**SUPPLIED RECORDS**
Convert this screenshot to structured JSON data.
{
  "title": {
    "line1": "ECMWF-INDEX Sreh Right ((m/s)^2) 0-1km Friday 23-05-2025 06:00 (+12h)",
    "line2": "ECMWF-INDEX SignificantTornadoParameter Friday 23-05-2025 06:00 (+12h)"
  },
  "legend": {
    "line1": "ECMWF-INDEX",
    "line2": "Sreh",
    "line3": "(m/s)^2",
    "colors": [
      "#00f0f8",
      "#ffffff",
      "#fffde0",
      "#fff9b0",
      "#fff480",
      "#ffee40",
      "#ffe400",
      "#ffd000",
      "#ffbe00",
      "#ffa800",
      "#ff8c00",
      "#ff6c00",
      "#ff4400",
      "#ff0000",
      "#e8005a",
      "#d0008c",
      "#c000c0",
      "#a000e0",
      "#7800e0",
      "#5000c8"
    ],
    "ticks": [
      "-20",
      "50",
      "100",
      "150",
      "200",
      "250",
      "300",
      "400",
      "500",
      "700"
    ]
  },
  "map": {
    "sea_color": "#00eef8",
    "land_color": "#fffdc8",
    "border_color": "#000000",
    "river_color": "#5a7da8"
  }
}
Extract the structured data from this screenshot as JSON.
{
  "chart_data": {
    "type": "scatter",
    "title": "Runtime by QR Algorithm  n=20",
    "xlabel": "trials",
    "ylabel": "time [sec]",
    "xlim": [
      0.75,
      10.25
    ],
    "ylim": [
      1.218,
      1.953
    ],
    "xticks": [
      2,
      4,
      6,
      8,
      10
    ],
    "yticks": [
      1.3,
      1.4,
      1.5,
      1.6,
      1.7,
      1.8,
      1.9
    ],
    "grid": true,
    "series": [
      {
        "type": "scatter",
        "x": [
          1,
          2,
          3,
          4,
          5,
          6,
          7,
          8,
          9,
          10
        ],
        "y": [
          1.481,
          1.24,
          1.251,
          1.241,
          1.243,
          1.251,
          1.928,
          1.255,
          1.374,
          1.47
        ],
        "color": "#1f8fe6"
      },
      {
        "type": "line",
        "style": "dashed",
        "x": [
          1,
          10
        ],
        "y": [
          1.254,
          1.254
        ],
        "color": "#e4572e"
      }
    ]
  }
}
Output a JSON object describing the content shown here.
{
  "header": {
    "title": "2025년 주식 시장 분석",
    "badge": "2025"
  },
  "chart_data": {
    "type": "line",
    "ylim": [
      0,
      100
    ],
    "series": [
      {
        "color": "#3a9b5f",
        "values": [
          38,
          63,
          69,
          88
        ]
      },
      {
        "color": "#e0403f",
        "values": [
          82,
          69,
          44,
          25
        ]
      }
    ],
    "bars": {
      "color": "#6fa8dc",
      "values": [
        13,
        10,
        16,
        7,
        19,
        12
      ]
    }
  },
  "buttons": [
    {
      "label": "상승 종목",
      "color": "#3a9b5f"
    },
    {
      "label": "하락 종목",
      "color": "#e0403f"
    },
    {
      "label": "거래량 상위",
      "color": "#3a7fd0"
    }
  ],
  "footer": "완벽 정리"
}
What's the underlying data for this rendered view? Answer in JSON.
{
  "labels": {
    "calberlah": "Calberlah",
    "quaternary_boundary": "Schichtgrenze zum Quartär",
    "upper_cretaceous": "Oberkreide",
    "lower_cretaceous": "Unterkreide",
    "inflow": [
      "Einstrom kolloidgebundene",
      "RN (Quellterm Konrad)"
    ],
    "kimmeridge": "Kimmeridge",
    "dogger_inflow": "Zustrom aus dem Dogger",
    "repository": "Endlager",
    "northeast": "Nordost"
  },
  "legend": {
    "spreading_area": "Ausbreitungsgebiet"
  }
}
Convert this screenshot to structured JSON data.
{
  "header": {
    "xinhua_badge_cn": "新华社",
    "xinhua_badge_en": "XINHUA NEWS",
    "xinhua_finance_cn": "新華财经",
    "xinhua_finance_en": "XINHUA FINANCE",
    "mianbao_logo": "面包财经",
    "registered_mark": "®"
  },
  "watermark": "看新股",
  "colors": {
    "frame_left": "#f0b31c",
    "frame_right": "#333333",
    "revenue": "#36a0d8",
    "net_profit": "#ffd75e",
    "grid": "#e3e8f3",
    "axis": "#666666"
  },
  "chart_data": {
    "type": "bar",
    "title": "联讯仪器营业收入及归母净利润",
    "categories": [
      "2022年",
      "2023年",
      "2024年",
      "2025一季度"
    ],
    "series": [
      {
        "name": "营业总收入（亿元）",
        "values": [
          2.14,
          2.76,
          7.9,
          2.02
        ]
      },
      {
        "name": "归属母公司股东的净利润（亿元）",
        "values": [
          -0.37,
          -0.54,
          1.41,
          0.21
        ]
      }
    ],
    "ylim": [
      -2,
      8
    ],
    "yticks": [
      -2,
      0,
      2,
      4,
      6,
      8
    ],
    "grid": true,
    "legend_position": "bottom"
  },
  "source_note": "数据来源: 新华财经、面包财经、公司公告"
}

**THE REQUEST**
Locate the string "type" in the listing above and copy every line where it occurs.

**REPLY**
    "type": "scatter",
        "type": "scatter",
        "type": "line",
    "type": "line",
    "type": "bar",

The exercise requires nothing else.